### What the task requires:
Of the lines in the entries, how many hold the word "name"? Give that number alone.

### Information supplied:
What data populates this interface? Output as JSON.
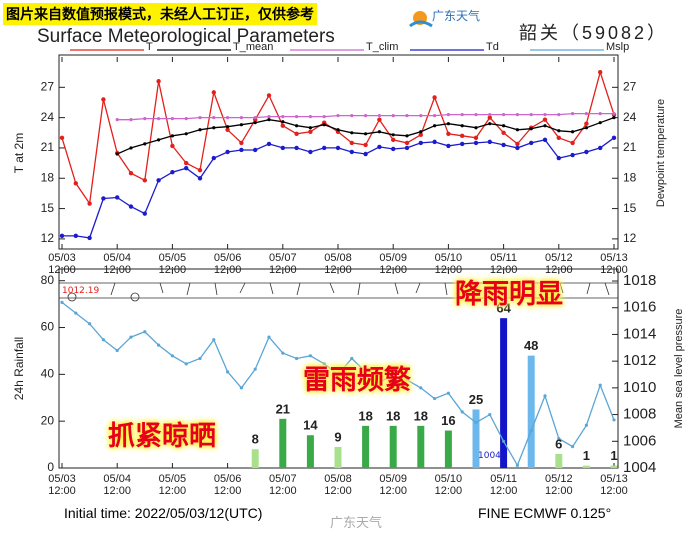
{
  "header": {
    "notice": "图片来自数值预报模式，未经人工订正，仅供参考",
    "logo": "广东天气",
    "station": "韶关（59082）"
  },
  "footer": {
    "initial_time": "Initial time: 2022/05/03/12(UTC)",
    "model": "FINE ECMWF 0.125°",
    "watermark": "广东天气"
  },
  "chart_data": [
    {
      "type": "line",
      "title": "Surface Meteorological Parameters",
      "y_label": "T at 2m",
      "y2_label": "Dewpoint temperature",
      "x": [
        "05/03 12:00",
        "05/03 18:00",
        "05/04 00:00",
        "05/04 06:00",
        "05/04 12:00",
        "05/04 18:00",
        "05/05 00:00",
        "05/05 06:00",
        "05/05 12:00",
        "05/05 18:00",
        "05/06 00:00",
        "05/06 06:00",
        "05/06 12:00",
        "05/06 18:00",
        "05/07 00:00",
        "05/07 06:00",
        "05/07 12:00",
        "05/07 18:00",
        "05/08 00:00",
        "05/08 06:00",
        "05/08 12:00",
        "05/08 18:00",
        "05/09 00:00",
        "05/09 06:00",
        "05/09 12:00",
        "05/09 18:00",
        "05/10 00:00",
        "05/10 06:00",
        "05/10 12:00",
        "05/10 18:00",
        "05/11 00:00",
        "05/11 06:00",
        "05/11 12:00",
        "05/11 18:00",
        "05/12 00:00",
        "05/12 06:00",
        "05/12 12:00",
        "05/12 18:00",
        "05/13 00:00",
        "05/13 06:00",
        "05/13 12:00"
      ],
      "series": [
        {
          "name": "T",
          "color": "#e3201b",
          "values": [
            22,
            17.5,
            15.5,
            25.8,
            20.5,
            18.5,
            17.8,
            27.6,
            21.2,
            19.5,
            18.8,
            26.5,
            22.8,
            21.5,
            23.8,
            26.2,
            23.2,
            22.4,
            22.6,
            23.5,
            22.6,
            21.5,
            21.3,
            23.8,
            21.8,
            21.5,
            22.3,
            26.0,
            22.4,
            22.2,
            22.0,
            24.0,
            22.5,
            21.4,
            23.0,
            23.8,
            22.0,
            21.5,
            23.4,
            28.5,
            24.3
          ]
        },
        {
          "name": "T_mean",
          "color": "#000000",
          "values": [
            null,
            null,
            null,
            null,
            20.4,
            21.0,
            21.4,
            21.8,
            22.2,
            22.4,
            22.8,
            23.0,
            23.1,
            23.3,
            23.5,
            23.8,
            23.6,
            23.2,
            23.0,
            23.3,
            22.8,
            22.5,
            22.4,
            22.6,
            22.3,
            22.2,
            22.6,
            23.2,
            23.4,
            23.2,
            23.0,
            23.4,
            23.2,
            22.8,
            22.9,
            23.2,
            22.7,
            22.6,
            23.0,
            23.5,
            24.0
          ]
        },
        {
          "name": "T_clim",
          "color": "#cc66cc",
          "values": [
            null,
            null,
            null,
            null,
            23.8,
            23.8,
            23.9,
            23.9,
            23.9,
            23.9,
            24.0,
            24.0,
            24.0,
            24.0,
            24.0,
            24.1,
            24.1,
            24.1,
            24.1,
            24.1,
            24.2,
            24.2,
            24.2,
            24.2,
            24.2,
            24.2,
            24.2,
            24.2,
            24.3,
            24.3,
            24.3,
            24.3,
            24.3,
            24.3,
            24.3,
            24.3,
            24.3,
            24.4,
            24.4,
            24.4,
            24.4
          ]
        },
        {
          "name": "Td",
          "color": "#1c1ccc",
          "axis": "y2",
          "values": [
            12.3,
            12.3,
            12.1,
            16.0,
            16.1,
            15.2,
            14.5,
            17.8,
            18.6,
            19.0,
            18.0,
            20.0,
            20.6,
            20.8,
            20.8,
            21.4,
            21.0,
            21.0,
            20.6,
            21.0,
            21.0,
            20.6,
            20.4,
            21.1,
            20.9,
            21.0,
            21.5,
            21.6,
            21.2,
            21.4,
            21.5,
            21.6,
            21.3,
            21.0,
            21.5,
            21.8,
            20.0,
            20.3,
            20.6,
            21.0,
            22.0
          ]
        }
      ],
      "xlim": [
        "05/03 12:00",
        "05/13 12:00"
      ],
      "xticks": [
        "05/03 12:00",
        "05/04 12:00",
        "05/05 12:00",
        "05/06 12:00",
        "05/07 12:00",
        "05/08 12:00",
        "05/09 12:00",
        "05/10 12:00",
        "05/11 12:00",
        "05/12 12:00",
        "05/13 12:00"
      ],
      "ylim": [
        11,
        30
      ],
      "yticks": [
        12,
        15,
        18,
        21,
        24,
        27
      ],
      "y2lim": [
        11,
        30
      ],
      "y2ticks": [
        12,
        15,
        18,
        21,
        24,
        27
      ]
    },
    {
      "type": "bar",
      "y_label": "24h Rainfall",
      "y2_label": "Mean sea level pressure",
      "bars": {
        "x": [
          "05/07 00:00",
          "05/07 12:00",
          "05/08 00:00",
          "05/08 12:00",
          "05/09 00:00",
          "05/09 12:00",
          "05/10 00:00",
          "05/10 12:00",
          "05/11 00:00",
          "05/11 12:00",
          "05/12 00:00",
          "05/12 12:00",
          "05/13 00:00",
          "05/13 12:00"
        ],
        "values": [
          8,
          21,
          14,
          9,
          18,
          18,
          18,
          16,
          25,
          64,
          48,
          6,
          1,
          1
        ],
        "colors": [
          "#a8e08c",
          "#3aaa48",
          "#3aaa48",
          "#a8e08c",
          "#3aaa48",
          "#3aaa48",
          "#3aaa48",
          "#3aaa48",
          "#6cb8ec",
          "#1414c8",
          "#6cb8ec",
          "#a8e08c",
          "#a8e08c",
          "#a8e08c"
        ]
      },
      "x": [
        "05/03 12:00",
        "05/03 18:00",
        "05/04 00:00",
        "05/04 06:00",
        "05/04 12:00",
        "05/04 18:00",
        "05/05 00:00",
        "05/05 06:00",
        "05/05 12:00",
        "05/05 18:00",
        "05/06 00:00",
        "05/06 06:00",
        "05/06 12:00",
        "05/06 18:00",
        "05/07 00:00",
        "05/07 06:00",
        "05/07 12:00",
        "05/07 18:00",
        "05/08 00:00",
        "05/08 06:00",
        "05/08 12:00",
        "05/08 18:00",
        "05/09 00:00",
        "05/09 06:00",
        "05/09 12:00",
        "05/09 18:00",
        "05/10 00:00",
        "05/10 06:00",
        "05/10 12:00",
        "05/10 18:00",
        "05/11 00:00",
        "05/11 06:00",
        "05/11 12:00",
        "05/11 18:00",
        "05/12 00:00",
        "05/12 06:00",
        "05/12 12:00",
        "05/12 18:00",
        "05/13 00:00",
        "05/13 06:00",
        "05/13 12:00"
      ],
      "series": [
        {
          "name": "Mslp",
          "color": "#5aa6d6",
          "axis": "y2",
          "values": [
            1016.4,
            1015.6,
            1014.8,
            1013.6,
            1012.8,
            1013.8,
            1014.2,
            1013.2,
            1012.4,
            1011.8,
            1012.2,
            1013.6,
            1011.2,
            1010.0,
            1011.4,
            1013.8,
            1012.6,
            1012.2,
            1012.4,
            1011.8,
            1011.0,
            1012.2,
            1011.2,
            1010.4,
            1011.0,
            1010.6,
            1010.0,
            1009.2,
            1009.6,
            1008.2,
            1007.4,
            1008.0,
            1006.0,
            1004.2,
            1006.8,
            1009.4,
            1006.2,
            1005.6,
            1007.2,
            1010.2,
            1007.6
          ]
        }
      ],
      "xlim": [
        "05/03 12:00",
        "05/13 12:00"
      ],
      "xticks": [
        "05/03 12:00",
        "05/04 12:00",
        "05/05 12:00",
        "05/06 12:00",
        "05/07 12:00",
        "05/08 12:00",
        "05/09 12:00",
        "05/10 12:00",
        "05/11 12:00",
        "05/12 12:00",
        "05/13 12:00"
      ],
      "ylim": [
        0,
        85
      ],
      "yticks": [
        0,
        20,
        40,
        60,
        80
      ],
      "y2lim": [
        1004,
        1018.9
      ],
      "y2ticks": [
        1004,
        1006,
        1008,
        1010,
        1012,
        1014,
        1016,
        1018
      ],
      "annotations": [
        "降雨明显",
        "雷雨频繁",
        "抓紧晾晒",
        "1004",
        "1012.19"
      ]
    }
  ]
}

### Task result:
5